■ **What this task involves**
Return all lines in the material below that contain "screenshot".

[Source data]
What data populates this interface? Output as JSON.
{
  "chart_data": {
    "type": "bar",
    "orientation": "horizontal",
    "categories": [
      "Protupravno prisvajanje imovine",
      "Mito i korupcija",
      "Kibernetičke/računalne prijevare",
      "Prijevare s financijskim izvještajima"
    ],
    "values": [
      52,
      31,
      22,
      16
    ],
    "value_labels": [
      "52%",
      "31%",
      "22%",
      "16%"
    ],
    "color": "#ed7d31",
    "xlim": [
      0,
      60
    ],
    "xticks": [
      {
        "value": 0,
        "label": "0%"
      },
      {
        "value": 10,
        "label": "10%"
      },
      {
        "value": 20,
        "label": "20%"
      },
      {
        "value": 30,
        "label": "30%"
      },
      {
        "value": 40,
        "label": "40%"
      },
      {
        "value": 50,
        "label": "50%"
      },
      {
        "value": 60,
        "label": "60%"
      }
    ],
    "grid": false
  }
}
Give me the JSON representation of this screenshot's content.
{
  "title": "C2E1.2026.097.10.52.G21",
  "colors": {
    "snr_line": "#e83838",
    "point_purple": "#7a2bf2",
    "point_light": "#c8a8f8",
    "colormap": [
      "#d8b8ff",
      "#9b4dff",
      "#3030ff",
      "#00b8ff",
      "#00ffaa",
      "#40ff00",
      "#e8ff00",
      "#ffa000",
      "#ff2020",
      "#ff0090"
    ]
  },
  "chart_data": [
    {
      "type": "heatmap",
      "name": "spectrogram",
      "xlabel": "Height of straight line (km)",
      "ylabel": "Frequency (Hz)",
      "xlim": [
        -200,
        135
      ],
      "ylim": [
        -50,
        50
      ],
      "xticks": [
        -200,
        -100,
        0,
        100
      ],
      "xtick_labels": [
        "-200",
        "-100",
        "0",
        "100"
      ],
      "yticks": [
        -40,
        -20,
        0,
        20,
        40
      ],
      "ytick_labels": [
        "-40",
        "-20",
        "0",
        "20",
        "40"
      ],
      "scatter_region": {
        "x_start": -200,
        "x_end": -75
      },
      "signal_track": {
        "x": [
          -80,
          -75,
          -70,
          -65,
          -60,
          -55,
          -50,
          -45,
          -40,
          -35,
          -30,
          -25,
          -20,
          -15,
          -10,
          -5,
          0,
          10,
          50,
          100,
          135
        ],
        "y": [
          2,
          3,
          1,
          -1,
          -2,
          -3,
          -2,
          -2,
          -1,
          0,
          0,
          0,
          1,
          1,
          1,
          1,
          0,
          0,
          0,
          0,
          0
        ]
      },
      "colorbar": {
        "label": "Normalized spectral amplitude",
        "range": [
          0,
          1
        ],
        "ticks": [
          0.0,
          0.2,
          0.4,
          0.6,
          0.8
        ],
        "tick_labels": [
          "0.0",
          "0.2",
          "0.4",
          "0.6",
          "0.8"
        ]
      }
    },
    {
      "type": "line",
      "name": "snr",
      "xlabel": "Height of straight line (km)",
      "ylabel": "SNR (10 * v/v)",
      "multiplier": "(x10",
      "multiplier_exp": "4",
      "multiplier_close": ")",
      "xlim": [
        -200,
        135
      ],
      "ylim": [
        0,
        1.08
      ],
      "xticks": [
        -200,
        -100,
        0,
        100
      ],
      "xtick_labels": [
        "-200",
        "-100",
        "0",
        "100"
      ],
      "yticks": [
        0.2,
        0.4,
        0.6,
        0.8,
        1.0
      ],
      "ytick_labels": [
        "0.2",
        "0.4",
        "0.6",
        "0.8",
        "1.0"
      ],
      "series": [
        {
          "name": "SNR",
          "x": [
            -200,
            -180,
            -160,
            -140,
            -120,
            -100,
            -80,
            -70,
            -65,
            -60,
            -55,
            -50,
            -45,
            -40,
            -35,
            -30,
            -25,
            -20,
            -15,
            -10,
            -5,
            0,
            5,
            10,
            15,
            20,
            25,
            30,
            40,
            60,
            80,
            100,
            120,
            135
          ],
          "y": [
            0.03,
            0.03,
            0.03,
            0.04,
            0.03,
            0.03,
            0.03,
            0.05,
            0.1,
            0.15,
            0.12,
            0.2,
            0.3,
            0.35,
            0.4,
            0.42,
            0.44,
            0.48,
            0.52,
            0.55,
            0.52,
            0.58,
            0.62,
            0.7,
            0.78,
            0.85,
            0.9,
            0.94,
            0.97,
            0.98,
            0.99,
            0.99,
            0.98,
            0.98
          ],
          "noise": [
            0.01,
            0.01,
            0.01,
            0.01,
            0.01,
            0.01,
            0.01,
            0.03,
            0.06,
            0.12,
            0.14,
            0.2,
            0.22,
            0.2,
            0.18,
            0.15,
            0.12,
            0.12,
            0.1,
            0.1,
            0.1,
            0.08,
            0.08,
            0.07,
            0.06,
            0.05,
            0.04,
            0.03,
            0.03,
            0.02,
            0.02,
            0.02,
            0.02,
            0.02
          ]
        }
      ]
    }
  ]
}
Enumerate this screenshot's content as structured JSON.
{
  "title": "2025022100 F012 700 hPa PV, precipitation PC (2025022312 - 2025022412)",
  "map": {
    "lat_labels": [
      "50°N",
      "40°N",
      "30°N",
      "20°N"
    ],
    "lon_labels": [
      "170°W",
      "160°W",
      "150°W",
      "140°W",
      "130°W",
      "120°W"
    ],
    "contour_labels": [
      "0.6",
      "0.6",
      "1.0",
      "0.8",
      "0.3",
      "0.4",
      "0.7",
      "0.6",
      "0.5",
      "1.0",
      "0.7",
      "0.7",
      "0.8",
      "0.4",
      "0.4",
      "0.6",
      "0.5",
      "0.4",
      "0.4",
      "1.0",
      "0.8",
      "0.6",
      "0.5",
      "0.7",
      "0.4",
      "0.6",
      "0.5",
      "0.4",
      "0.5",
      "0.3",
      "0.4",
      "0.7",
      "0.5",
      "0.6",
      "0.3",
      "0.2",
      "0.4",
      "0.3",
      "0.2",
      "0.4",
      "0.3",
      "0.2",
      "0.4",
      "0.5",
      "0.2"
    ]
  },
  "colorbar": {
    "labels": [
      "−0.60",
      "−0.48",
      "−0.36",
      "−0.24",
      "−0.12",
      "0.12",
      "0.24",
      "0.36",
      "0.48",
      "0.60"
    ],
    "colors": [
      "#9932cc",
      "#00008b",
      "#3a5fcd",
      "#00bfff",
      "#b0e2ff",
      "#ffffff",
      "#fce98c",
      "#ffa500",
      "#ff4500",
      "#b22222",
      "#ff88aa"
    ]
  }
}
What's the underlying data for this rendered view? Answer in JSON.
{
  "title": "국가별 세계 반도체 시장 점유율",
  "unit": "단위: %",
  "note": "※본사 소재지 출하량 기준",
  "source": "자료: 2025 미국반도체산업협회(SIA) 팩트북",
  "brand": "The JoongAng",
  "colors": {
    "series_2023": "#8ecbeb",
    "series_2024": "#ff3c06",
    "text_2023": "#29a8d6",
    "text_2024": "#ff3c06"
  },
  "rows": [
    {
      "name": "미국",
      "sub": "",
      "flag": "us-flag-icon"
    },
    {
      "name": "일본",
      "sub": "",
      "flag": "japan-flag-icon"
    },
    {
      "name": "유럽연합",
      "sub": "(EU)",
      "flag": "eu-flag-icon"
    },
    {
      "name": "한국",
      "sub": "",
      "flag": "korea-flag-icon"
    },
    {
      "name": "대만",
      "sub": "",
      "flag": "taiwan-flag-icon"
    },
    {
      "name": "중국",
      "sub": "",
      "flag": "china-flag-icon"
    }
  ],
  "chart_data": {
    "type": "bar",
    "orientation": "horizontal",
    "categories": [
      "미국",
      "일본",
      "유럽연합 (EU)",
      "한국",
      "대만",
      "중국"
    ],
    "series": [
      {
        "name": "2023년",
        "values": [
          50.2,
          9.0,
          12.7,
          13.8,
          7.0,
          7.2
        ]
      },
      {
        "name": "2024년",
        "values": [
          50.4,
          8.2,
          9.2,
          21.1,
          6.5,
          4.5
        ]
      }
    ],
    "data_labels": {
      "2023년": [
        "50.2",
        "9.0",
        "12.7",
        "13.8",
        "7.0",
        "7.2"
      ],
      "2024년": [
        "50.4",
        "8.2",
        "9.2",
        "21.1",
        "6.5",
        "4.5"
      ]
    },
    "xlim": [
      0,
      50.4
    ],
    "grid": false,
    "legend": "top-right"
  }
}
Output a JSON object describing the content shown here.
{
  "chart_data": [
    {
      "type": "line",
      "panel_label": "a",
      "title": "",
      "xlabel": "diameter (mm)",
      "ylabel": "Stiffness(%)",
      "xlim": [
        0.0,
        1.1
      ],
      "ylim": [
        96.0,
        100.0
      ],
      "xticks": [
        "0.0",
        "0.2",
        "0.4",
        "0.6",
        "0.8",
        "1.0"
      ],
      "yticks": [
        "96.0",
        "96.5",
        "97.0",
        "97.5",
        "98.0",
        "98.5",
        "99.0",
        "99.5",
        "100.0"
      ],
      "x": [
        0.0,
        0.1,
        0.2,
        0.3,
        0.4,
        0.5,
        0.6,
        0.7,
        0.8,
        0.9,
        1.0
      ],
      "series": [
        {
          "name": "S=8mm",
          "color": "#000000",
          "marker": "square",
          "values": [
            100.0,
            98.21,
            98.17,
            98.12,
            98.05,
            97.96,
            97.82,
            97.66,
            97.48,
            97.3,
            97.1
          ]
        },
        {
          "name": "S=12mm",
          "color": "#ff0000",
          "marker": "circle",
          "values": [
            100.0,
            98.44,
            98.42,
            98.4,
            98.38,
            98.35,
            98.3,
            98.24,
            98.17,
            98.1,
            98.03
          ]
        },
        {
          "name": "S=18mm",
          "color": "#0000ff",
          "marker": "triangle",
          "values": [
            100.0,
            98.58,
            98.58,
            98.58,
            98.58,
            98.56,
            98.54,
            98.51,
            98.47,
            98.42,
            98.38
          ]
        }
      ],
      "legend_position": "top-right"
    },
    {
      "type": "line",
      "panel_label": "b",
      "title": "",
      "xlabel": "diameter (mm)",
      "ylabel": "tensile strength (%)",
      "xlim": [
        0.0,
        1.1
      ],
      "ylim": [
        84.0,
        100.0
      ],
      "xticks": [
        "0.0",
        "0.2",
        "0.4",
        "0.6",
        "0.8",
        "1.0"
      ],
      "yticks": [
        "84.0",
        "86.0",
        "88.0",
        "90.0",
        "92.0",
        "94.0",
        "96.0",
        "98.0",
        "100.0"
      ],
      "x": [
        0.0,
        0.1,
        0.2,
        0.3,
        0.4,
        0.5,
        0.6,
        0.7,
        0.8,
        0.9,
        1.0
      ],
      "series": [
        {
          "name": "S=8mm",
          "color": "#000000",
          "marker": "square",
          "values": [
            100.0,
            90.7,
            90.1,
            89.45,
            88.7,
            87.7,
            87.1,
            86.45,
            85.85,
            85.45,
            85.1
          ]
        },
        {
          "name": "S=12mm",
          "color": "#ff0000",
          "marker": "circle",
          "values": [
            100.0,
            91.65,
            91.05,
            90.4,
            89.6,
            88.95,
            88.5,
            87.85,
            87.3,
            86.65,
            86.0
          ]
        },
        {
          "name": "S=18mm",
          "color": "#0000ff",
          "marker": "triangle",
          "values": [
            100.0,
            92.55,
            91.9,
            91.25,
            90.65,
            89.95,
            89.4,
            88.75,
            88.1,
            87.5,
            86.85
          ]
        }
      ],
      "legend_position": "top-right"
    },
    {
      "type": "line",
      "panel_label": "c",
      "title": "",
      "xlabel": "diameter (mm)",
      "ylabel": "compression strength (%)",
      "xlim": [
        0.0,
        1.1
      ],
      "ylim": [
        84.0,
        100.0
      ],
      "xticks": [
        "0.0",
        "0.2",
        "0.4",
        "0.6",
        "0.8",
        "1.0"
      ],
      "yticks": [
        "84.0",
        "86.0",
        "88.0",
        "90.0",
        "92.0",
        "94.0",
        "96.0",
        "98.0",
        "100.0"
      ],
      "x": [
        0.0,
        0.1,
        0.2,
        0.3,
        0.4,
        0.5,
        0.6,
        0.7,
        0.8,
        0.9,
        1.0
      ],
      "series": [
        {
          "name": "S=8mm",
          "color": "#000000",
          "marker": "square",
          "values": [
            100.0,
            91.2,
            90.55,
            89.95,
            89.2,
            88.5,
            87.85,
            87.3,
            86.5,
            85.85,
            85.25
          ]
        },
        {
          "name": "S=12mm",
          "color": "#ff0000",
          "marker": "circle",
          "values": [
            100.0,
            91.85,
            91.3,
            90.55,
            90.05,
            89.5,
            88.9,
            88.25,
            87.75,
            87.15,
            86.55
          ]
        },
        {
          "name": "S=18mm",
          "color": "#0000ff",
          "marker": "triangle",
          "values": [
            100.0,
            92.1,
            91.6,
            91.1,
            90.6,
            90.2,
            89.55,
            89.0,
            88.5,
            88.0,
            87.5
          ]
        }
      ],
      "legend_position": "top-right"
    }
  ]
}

■ **Solved problem**
Give me the JSON representation of this screenshot's content.
Enumerate this screenshot's content as structured JSON.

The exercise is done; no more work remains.